• Dataset records:
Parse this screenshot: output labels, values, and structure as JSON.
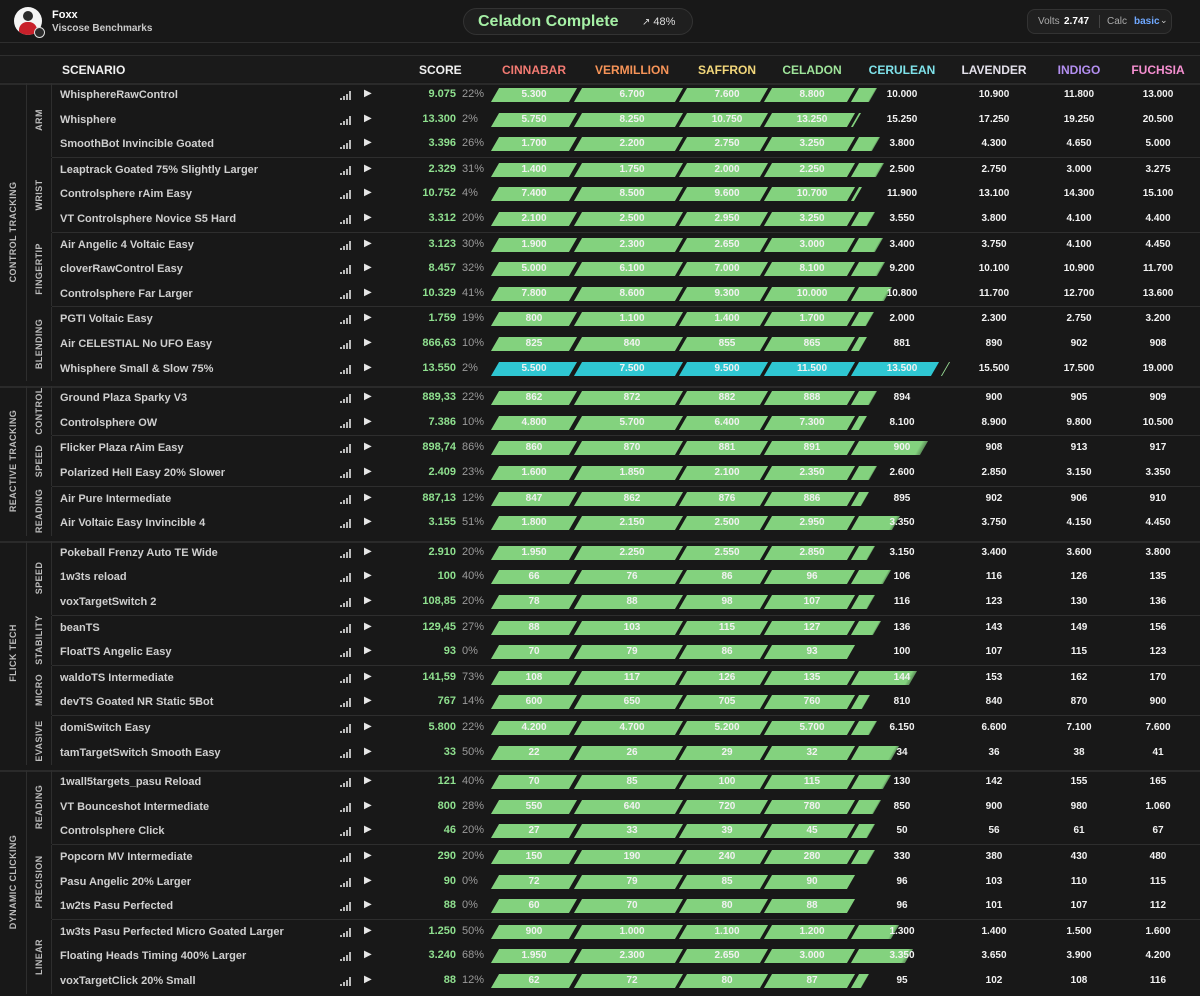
{
  "user": {
    "name": "Foxx",
    "subtitle": "Viscose Benchmarks"
  },
  "rank_summary": {
    "title": "Celadon Complete",
    "percent": "48%",
    "trend_icon": "trending-up-icon"
  },
  "calc": {
    "volts_label": "Volts",
    "volts_value": "2.747",
    "calc_label": "Calc",
    "calc_value": "basic"
  },
  "columns": {
    "scenario": "SCENARIO",
    "score": "SCORE",
    "ranks": [
      {
        "name": "CINNABAR",
        "color": "#f37a72"
      },
      {
        "name": "VERMILLION",
        "color": "#f79458"
      },
      {
        "name": "SAFFRON",
        "color": "#f2d77b"
      },
      {
        "name": "CELADON",
        "color": "#9fe59b"
      },
      {
        "name": "CERULEAN",
        "color": "#7fe2ea"
      },
      {
        "name": "LAVENDER",
        "color": "#e3e0ea"
      },
      {
        "name": "INDIGO",
        "color": "#b38ff0"
      },
      {
        "name": "FUCHSIA",
        "color": "#f58fd0"
      }
    ]
  },
  "groups": [
    {
      "label": "CONTROL TRACKING",
      "subgroups": [
        {
          "label": "ARM",
          "rows": [
            {
              "name": "WhisphereRawControl",
              "score": "9.075",
              "pct": "22%",
              "fill": 4.22,
              "th": [
                "5.300",
                "6.700",
                "7.600",
                "8.800",
                "10.000",
                "10.900",
                "11.800",
                "13.000"
              ]
            },
            {
              "name": "Whisphere",
              "score": "13.300",
              "pct": "2%",
              "fill": 4.02,
              "th": [
                "5.750",
                "8.250",
                "10.750",
                "13.250",
                "15.250",
                "17.250",
                "19.250",
                "20.500"
              ]
            },
            {
              "name": "SmoothBot Invincible Goated",
              "score": "3.396",
              "pct": "26%",
              "fill": 4.26,
              "th": [
                "1.700",
                "2.200",
                "2.750",
                "3.250",
                "3.800",
                "4.300",
                "4.650",
                "5.000"
              ]
            }
          ]
        },
        {
          "label": "WRIST",
          "rows": [
            {
              "name": "Leaptrack Goated 75% Slightly Larger",
              "score": "2.329",
              "pct": "31%",
              "fill": 4.31,
              "th": [
                "1.400",
                "1.750",
                "2.000",
                "2.250",
                "2.500",
                "2.750",
                "3.000",
                "3.275"
              ]
            },
            {
              "name": "Controlsphere rAim Easy",
              "score": "10.752",
              "pct": "4%",
              "fill": 4.04,
              "th": [
                "7.400",
                "8.500",
                "9.600",
                "10.700",
                "11.900",
                "13.100",
                "14.300",
                "15.100"
              ]
            },
            {
              "name": "VT Controlsphere Novice S5 Hard",
              "score": "3.312",
              "pct": "20%",
              "fill": 4.2,
              "th": [
                "2.100",
                "2.500",
                "2.950",
                "3.250",
                "3.550",
                "3.800",
                "4.100",
                "4.400"
              ]
            }
          ]
        },
        {
          "label": "FINGERTIP",
          "rows": [
            {
              "name": "Air Angelic 4 Voltaic Easy",
              "score": "3.123",
              "pct": "30%",
              "fill": 4.3,
              "th": [
                "1.900",
                "2.300",
                "2.650",
                "3.000",
                "3.400",
                "3.750",
                "4.100",
                "4.450"
              ]
            },
            {
              "name": "cloverRawControl Easy",
              "score": "8.457",
              "pct": "32%",
              "fill": 4.32,
              "th": [
                "5.000",
                "6.100",
                "7.000",
                "8.100",
                "9.200",
                "10.100",
                "10.900",
                "11.700"
              ]
            },
            {
              "name": "Controlsphere Far Larger",
              "score": "10.329",
              "pct": "41%",
              "fill": 4.41,
              "th": [
                "7.800",
                "8.600",
                "9.300",
                "10.000",
                "10.800",
                "11.700",
                "12.700",
                "13.600"
              ]
            }
          ]
        },
        {
          "label": "BLENDING",
          "rows": [
            {
              "name": "PGTI Voltaic Easy",
              "score": "1.759",
              "pct": "19%",
              "fill": 4.19,
              "th": [
                "800",
                "1.100",
                "1.400",
                "1.700",
                "2.000",
                "2.300",
                "2.750",
                "3.200"
              ]
            },
            {
              "name": "Air CELESTIAL No UFO Easy",
              "score": "866,63",
              "pct": "10%",
              "fill": 4.1,
              "th": [
                "825",
                "840",
                "855",
                "865",
                "881",
                "890",
                "902",
                "908"
              ]
            },
            {
              "name": "Whisphere Small & Slow 75%",
              "score": "13.550",
              "pct": "2%",
              "fill": 5.02,
              "th": [
                "5.500",
                "7.500",
                "9.500",
                "11.500",
                "13.500",
                "15.500",
                "17.500",
                "19.000"
              ],
              "highlight": true
            }
          ]
        }
      ]
    },
    {
      "label": "REACTIVE TRACKING",
      "subgroups": [
        {
          "label": "CONTROL",
          "rows": [
            {
              "name": "Ground Plaza Sparky V3",
              "score": "889,33",
              "pct": "22%",
              "fill": 4.22,
              "th": [
                "862",
                "872",
                "882",
                "888",
                "894",
                "900",
                "905",
                "909"
              ]
            },
            {
              "name": "Controlsphere OW",
              "score": "7.386",
              "pct": "10%",
              "fill": 4.1,
              "th": [
                "4.800",
                "5.700",
                "6.400",
                "7.300",
                "8.100",
                "8.900",
                "9.800",
                "10.500"
              ]
            }
          ]
        },
        {
          "label": "SPEED",
          "rows": [
            {
              "name": "Flicker Plaza rAim Easy",
              "score": "898,74",
              "pct": "86%",
              "fill": 4.86,
              "th": [
                "860",
                "870",
                "881",
                "891",
                "900",
                "908",
                "913",
                "917"
              ]
            },
            {
              "name": "Polarized Hell Easy 20% Slower",
              "score": "2.409",
              "pct": "23%",
              "fill": 4.23,
              "th": [
                "1.600",
                "1.850",
                "2.100",
                "2.350",
                "2.600",
                "2.850",
                "3.150",
                "3.350"
              ]
            }
          ]
        },
        {
          "label": "READING",
          "rows": [
            {
              "name": "Air Pure Intermediate",
              "score": "887,13",
              "pct": "12%",
              "fill": 4.12,
              "th": [
                "847",
                "862",
                "876",
                "886",
                "895",
                "902",
                "906",
                "910"
              ]
            },
            {
              "name": "Air Voltaic Easy Invincible 4",
              "score": "3.155",
              "pct": "51%",
              "fill": 4.51,
              "th": [
                "1.800",
                "2.150",
                "2.500",
                "2.950",
                "3.350",
                "3.750",
                "4.150",
                "4.450"
              ]
            }
          ]
        }
      ]
    },
    {
      "label": "FLICK TECH",
      "subgroups": [
        {
          "label": "SPEED",
          "rows": [
            {
              "name": "Pokeball Frenzy Auto TE Wide",
              "score": "2.910",
              "pct": "20%",
              "fill": 4.2,
              "th": [
                "1.950",
                "2.250",
                "2.550",
                "2.850",
                "3.150",
                "3.400",
                "3.600",
                "3.800"
              ]
            },
            {
              "name": "1w3ts reload",
              "score": "100",
              "pct": "40%",
              "fill": 4.4,
              "th": [
                "66",
                "76",
                "86",
                "96",
                "106",
                "116",
                "126",
                "135"
              ]
            },
            {
              "name": "voxTargetSwitch 2",
              "score": "108,85",
              "pct": "20%",
              "fill": 4.2,
              "th": [
                "78",
                "88",
                "98",
                "107",
                "116",
                "123",
                "130",
                "136"
              ]
            }
          ]
        },
        {
          "label": "STABILITY",
          "rows": [
            {
              "name": "beanTS",
              "score": "129,45",
              "pct": "27%",
              "fill": 4.27,
              "th": [
                "88",
                "103",
                "115",
                "127",
                "136",
                "143",
                "149",
                "156"
              ]
            },
            {
              "name": "FloatTS Angelic Easy",
              "score": "93",
              "pct": "0%",
              "fill": 4.0,
              "th": [
                "70",
                "79",
                "86",
                "93",
                "100",
                "107",
                "115",
                "123"
              ]
            }
          ]
        },
        {
          "label": "MICRO",
          "rows": [
            {
              "name": "waldoTS Intermediate",
              "score": "141,59",
              "pct": "73%",
              "fill": 4.73,
              "th": [
                "108",
                "117",
                "126",
                "135",
                "144",
                "153",
                "162",
                "170"
              ]
            },
            {
              "name": "devTS Goated NR Static 5Bot",
              "score": "767",
              "pct": "14%",
              "fill": 4.14,
              "th": [
                "600",
                "650",
                "705",
                "760",
                "810",
                "840",
                "870",
                "900"
              ]
            }
          ]
        },
        {
          "label": "EVASIVE",
          "rows": [
            {
              "name": "domiSwitch Easy",
              "score": "5.800",
              "pct": "22%",
              "fill": 4.22,
              "th": [
                "4.200",
                "4.700",
                "5.200",
                "5.700",
                "6.150",
                "6.600",
                "7.100",
                "7.600"
              ]
            },
            {
              "name": "tamTargetSwitch Smooth Easy",
              "score": "33",
              "pct": "50%",
              "fill": 4.5,
              "th": [
                "22",
                "26",
                "29",
                "32",
                "34",
                "36",
                "38",
                "41"
              ]
            }
          ]
        }
      ]
    },
    {
      "label": "DYNAMIC CLICKING",
      "subgroups": [
        {
          "label": "READING",
          "rows": [
            {
              "name": "1wall5targets_pasu Reload",
              "score": "121",
              "pct": "40%",
              "fill": 4.4,
              "th": [
                "70",
                "85",
                "100",
                "115",
                "130",
                "142",
                "155",
                "165"
              ]
            },
            {
              "name": "VT Bounceshot Intermediate",
              "score": "800",
              "pct": "28%",
              "fill": 4.28,
              "th": [
                "550",
                "640",
                "720",
                "780",
                "850",
                "900",
                "980",
                "1.060"
              ]
            },
            {
              "name": "Controlsphere Click",
              "score": "46",
              "pct": "20%",
              "fill": 4.2,
              "th": [
                "27",
                "33",
                "39",
                "45",
                "50",
                "56",
                "61",
                "67"
              ]
            }
          ]
        },
        {
          "label": "PRECISION",
          "rows": [
            {
              "name": "Popcorn MV Intermediate",
              "score": "290",
              "pct": "20%",
              "fill": 4.2,
              "th": [
                "150",
                "190",
                "240",
                "280",
                "330",
                "380",
                "430",
                "480"
              ]
            },
            {
              "name": "Pasu Angelic 20% Larger",
              "score": "90",
              "pct": "0%",
              "fill": 4.0,
              "th": [
                "72",
                "79",
                "85",
                "90",
                "96",
                "103",
                "110",
                "115"
              ]
            },
            {
              "name": "1w2ts Pasu Perfected",
              "score": "88",
              "pct": "0%",
              "fill": 4.0,
              "th": [
                "60",
                "70",
                "80",
                "88",
                "96",
                "101",
                "107",
                "112"
              ]
            }
          ]
        },
        {
          "label": "LINEAR",
          "rows": [
            {
              "name": "1w3ts Pasu Perfected Micro Goated Larger",
              "score": "1.250",
              "pct": "50%",
              "fill": 4.5,
              "th": [
                "900",
                "1.000",
                "1.100",
                "1.200",
                "1.300",
                "1.400",
                "1.500",
                "1.600"
              ]
            },
            {
              "name": "Floating Heads Timing 400% Larger",
              "score": "3.240",
              "pct": "68%",
              "fill": 4.68,
              "th": [
                "1.950",
                "2.300",
                "2.650",
                "3.000",
                "3.350",
                "3.650",
                "3.900",
                "4.200"
              ]
            },
            {
              "name": "voxTargetClick 20% Small",
              "score": "88",
              "pct": "12%",
              "fill": 4.12,
              "th": [
                "62",
                "72",
                "80",
                "87",
                "95",
                "102",
                "108",
                "116"
              ]
            }
          ]
        }
      ]
    }
  ]
}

• Task directions: Lines of the material that contain the word "color" are to be gathered.

• Problem solution:
        "color": "#f37a72"
        "color": "#f79458"
        "color": "#f2d77b"
        "color": "#9fe59b"
        "color": "#7fe2ea"
        "color": "#e3e0ea"
        "color": "#b38ff0"
        "color": "#f58fd0"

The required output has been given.